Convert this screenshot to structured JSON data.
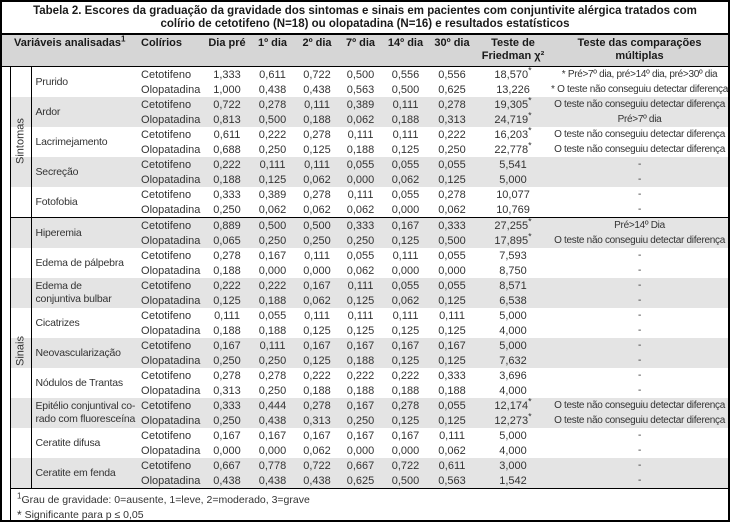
{
  "title": "Tabela 2. Escores da graduação da gravidade dos sintomas e sinais em pacientes com conjuntivite alérgica tratados com colírio de cetotifeno (N=18) ou olopatadina (N=16) e resultados estatísticos",
  "table": {
    "header": {
      "variaveis": "Variáveis analisadas",
      "variaveis_sup": "1",
      "colirios": "Colírios",
      "days": [
        "Dia pré",
        "1º dia",
        "2º dia",
        "7º dia",
        "14º dia",
        "30º dia"
      ],
      "friedman": "Teste de\nFriedman χ²",
      "comparacoes": "Teste das comparações\nmúltiplas"
    },
    "sections": [
      {
        "label": "Sintomas",
        "groups": [
          {
            "variable": "Prurido",
            "rows": [
              {
                "colirio": "Cetotifeno",
                "values": [
                  "1,333",
                  "0,611",
                  "0,722",
                  "0,500",
                  "0,556",
                  "0,556"
                ],
                "friedman": "18,570*",
                "comparacao": "* Pré>7º dia, pré>14º dia, pré>30º dia"
              },
              {
                "colirio": "Olopatadina",
                "values": [
                  "1,000",
                  "0,438",
                  "0,438",
                  "0,563",
                  "0,500",
                  "0,625"
                ],
                "friedman": "13,226",
                "comparacao": "* O teste não conseguiu detectar diferença"
              }
            ]
          },
          {
            "variable": "Ardor",
            "rows": [
              {
                "colirio": "Cetotifeno",
                "values": [
                  "0,722",
                  "0,278",
                  "0,111",
                  "0,389",
                  "0,111",
                  "0,278"
                ],
                "friedman": "19,305*",
                "comparacao": "O teste não conseguiu detectar diferença"
              },
              {
                "colirio": "Olopatadina",
                "values": [
                  "0,813",
                  "0,500",
                  "0,188",
                  "0,062",
                  "0,188",
                  "0,313"
                ],
                "friedman": "24,719*",
                "comparacao": "Pré>7º dia"
              }
            ]
          },
          {
            "variable": "Lacrimejamento",
            "rows": [
              {
                "colirio": "Cetotifeno",
                "values": [
                  "0,611",
                  "0,222",
                  "0,278",
                  "0,111",
                  "0,111",
                  "0,222"
                ],
                "friedman": "16,203*",
                "comparacao": "O teste não conseguiu detectar diferença"
              },
              {
                "colirio": "Olopatadina",
                "values": [
                  "0,688",
                  "0,250",
                  "0,125",
                  "0,188",
                  "0,125",
                  "0,250"
                ],
                "friedman": "22,778*",
                "comparacao": "O teste não conseguiu detectar diferença"
              }
            ]
          },
          {
            "variable": "Secreção",
            "rows": [
              {
                "colirio": "Cetotifeno",
                "values": [
                  "0,222",
                  "0,111",
                  "0,111",
                  "0,055",
                  "0,055",
                  "0,055"
                ],
                "friedman": "5,541",
                "comparacao": "-"
              },
              {
                "colirio": "Olopatadina",
                "values": [
                  "0,188",
                  "0,125",
                  "0,062",
                  "0,000",
                  "0,062",
                  "0,125"
                ],
                "friedman": "5,000",
                "comparacao": "-"
              }
            ]
          },
          {
            "variable": "Fotofobia",
            "rows": [
              {
                "colirio": "Cetotifeno",
                "values": [
                  "0,333",
                  "0,389",
                  "0,278",
                  "0,111",
                  "0,055",
                  "0,278"
                ],
                "friedman": "10,077",
                "comparacao": "-"
              },
              {
                "colirio": "Olopatadina",
                "values": [
                  "0,250",
                  "0,062",
                  "0,062",
                  "0,062",
                  "0,000",
                  "0,062"
                ],
                "friedman": "10,769",
                "comparacao": "-"
              }
            ]
          }
        ]
      },
      {
        "label": "Sinais",
        "groups": [
          {
            "variable": "Hiperemia",
            "rows": [
              {
                "colirio": "Cetotifeno",
                "values": [
                  "0,889",
                  "0,500",
                  "0,500",
                  "0,333",
                  "0,167",
                  "0,333"
                ],
                "friedman": "27,255*",
                "comparacao": "Pré>14º Dia"
              },
              {
                "colirio": "Olopatadina",
                "values": [
                  "0,065",
                  "0,250",
                  "0,250",
                  "0,250",
                  "0,125",
                  "0,500"
                ],
                "friedman": "17,895*",
                "comparacao": "O teste não conseguiu detectar diferença"
              }
            ]
          },
          {
            "variable": "Edema de pálpebra",
            "rows": [
              {
                "colirio": "Cetotifeno",
                "values": [
                  "0,278",
                  "0,167",
                  "0,111",
                  "0,055",
                  "0,111",
                  "0,055"
                ],
                "friedman": "7,593",
                "comparacao": "-"
              },
              {
                "colirio": "Olopatadina",
                "values": [
                  "0,188",
                  "0,000",
                  "0,000",
                  "0,062",
                  "0,000",
                  "0,000"
                ],
                "friedman": "8,750",
                "comparacao": "-"
              }
            ]
          },
          {
            "variable": "Edema de\nconjuntiva bulbar",
            "rows": [
              {
                "colirio": "Cetotifeno",
                "values": [
                  "0,222",
                  "0,222",
                  "0,167",
                  "0,111",
                  "0,055",
                  "0,055"
                ],
                "friedman": "8,571",
                "comparacao": "-"
              },
              {
                "colirio": "Olopatadina",
                "values": [
                  "0,125",
                  "0,188",
                  "0,062",
                  "0,125",
                  "0,062",
                  "0,125"
                ],
                "friedman": "6,538",
                "comparacao": "-"
              }
            ]
          },
          {
            "variable": "Cicatrizes",
            "rows": [
              {
                "colirio": "Cetotifeno",
                "values": [
                  "0,111",
                  "0,055",
                  "0,111",
                  "0,111",
                  "0,111",
                  "0,111"
                ],
                "friedman": "5,000",
                "comparacao": "-"
              },
              {
                "colirio": "Olopatadina",
                "values": [
                  "0,188",
                  "0,188",
                  "0,125",
                  "0,125",
                  "0,125",
                  "0,125"
                ],
                "friedman": "4,000",
                "comparacao": "-"
              }
            ]
          },
          {
            "variable": "Neovascularização",
            "rows": [
              {
                "colirio": "Cetotifeno",
                "values": [
                  "0,167",
                  "0,111",
                  "0,167",
                  "0,167",
                  "0,167",
                  "0,167"
                ],
                "friedman": "5,000",
                "comparacao": "-"
              },
              {
                "colirio": "Olopatadina",
                "values": [
                  "0,250",
                  "0,250",
                  "0,125",
                  "0,188",
                  "0,125",
                  "0,125"
                ],
                "friedman": "7,632",
                "comparacao": "-"
              }
            ]
          },
          {
            "variable": "Nódulos de Trantas",
            "rows": [
              {
                "colirio": "Cetotifeno",
                "values": [
                  "0,278",
                  "0,278",
                  "0,222",
                  "0,222",
                  "0,222",
                  "0,333"
                ],
                "friedman": "3,696",
                "comparacao": "-"
              },
              {
                "colirio": "Olopatadina",
                "values": [
                  "0,313",
                  "0,250",
                  "0,188",
                  "0,188",
                  "0,188",
                  "0,188"
                ],
                "friedman": "4,000",
                "comparacao": "-"
              }
            ]
          },
          {
            "variable": "Epitélio conjuntival co-\nrado com fluoresceína",
            "rows": [
              {
                "colirio": "Cetotifeno",
                "values": [
                  "0,333",
                  "0,444",
                  "0,278",
                  "0,167",
                  "0,278",
                  "0,055"
                ],
                "friedman": "12,174*",
                "comparacao": "O teste não conseguiu detectar diferença"
              },
              {
                "colirio": "Olopatadina",
                "values": [
                  "0,250",
                  "0,438",
                  "0,313",
                  "0,250",
                  "0,125",
                  "0,125"
                ],
                "friedman": "12,273*",
                "comparacao": "O teste não conseguiu detectar diferença"
              }
            ]
          },
          {
            "variable": "Ceratite difusa",
            "rows": [
              {
                "colirio": "Cetotifeno",
                "values": [
                  "0,167",
                  "0,167",
                  "0,167",
                  "0,167",
                  "0,167",
                  "0,111"
                ],
                "friedman": "5,000",
                "comparacao": "-"
              },
              {
                "colirio": "Olopatadina",
                "values": [
                  "0,000",
                  "0,000",
                  "0,062",
                  "0,000",
                  "0,000",
                  "0,062"
                ],
                "friedman": "4,000",
                "comparacao": "-"
              }
            ]
          },
          {
            "variable": "Ceratite em fenda",
            "rows": [
              {
                "colirio": "Cetotifeno",
                "values": [
                  "0,667",
                  "0,778",
                  "0,722",
                  "0,667",
                  "0,722",
                  "0,611"
                ],
                "friedman": "3,000",
                "comparacao": "-"
              },
              {
                "colirio": "Olopatadina",
                "values": [
                  "0,438",
                  "0,438",
                  "0,438",
                  "0,625",
                  "0,500",
                  "0,563"
                ],
                "friedman": "1,542",
                "comparacao": "-"
              }
            ]
          }
        ]
      }
    ]
  },
  "footnotes": [
    {
      "marker": "1",
      "text": "Grau de gravidade: 0=ausente, 1=leve, 2=moderado, 3=grave"
    },
    {
      "marker": "*",
      "text": "Significante para p ≤ 0,05"
    }
  ],
  "colors": {
    "header_bg": "#d6d6d6",
    "stripe_bg": "#e4e4e4",
    "border": "#000000",
    "text": "#333333"
  }
}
_ _ _ _ _
§ **EXERCISE BRIEF**:
Copy all lines of the listing above that contain the string "text".

§ **ANSWER TO THE EXERCISE**:
      "text": "Grau de gravidade: 0=ausente, 1=leve, 2=moderado, 3=grave"
      "text": "Significante para p ≤ 0,05"
    "text": "#333333"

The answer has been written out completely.